## AIM
Extract every line below, verbatim.

• • • • •

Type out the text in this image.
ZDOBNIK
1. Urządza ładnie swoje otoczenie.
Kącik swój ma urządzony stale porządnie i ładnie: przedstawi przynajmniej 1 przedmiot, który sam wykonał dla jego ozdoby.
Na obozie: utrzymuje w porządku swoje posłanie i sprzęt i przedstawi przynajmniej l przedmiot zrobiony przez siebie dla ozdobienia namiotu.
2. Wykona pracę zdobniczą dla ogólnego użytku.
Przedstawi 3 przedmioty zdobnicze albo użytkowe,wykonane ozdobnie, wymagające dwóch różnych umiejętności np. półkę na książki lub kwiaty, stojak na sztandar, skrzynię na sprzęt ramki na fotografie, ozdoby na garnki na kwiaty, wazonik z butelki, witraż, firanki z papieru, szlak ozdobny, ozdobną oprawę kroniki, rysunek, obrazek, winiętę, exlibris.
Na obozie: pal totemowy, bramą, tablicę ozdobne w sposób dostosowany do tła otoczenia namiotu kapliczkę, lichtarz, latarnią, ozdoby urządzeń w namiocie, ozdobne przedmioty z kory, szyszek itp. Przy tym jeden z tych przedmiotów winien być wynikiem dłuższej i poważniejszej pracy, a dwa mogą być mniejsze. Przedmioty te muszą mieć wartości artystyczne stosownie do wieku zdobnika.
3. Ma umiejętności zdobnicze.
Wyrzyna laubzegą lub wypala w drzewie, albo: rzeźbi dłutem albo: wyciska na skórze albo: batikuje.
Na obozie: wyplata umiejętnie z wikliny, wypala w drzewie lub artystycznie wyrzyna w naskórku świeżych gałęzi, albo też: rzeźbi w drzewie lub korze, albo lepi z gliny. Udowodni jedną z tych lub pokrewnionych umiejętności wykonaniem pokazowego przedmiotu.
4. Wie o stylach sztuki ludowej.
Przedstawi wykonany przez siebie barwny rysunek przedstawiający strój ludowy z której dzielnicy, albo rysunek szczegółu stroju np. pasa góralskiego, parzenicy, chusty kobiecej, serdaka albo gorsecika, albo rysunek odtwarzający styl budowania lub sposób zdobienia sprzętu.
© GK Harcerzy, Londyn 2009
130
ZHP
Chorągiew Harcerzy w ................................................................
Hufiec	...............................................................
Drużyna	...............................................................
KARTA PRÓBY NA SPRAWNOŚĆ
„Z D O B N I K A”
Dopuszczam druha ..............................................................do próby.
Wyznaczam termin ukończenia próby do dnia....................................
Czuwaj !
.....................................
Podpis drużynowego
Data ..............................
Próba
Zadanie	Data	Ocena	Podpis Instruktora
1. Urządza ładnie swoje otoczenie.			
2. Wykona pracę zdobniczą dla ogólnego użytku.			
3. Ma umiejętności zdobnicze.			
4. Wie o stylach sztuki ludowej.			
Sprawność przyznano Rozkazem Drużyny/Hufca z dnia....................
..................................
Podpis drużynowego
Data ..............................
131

• • • • •

## THE RESPONSE
Type out the text in this image.
ZDOBNIK
1. Urządza ładnie swoje otoczenie.
Kącik swój ma urządzony stale porządnie i ładnie: przedstawi przynajmniej 1 przedmiot, który sam wykonał dla jego ozdoby.
Na obozie: utrzymuje w porządku swoje posłanie i sprzęt i przedstawi przynajmniej l przedmiot zrobiony przez siebie dla ozdobienia namiotu.
2. Wykona pracę zdobniczą dla ogólnego użytku.
Przedstawi 3 przedmioty zdobnicze albo użytkowe,wykonane ozdobnie, wymagające dwóch różnych umiejętności np. półkę na książki lub kwiaty, stojak na sztandar, skrzynię na sprzęt ramki na fotografie, ozdoby na garnki na kwiaty, wazonik z butelki, witraż, firanki z papieru, szlak ozdobny, ozdobną oprawę kroniki, rysunek, obrazek, winiętę, exlibris.
Na obozie: pal totemowy, bramą, tablicę ozdobne w sposób dostosowany do tła otoczenia namiotu kapliczkę, lichtarz, latarnią, ozdoby urządzeń w namiocie, ozdobne przedmioty z kory, szyszek itp. Przy tym jeden z tych przedmiotów winien być wynikiem dłuższej i poważniejszej pracy, a dwa mogą być mniejsze. Przedmioty te muszą mieć wartości artystyczne stosownie do wieku zdobnika.
3. Ma umiejętności zdobnicze.
Wyrzyna laubzegą lub wypala w drzewie, albo: rzeźbi dłutem albo: wyciska na skórze albo: batikuje.
Na obozie: wyplata umiejętnie z wikliny, wypala w drzewie lub artystycznie wyrzyna w naskórku świeżych gałęzi, albo też: rzeźbi w drzewie lub korze, albo lepi z gliny. Udowodni jedną z tych lub pokrewnionych umiejętności wykonaniem pokazowego przedmiotu.
4. Wie o stylach sztuki ludowej.
Przedstawi wykonany przez siebie barwny rysunek przedstawiający strój ludowy z której dzielnicy, albo rysunek szczegółu stroju np. pasa góralskiego, parzenicy, chusty kobiecej, serdaka albo gorsecika, albo rysunek odtwarzający styl budowania lub sposób zdobienia sprzętu.
© GK Harcerzy, Londyn 2009
130
ZHP
Chorągiew Harcerzy w ................................................................
Hufiec	...............................................................
Drużyna	...............................................................
KARTA PRÓBY NA SPRAWNOŚĆ
„Z D O B N I K A”
Dopuszczam druha ..............................................................do próby.
Wyznaczam termin ukończenia próby do dnia....................................
Czuwaj !
.....................................
Podpis drużynowego
Data ..............................
Próba
Zadanie	Data	Ocena	Podpis Instruktora
1. Urządza ładnie swoje otoczenie.			
2. Wykona pracę zdobniczą dla ogólnego użytku.			
3. Ma umiejętności zdobnicze.			
4. Wie o stylach sztuki ludowej.			
Sprawność przyznano Rozkazem Drużyny/Hufca z dnia....................
..................................
Podpis drużynowego
Data ..............................
131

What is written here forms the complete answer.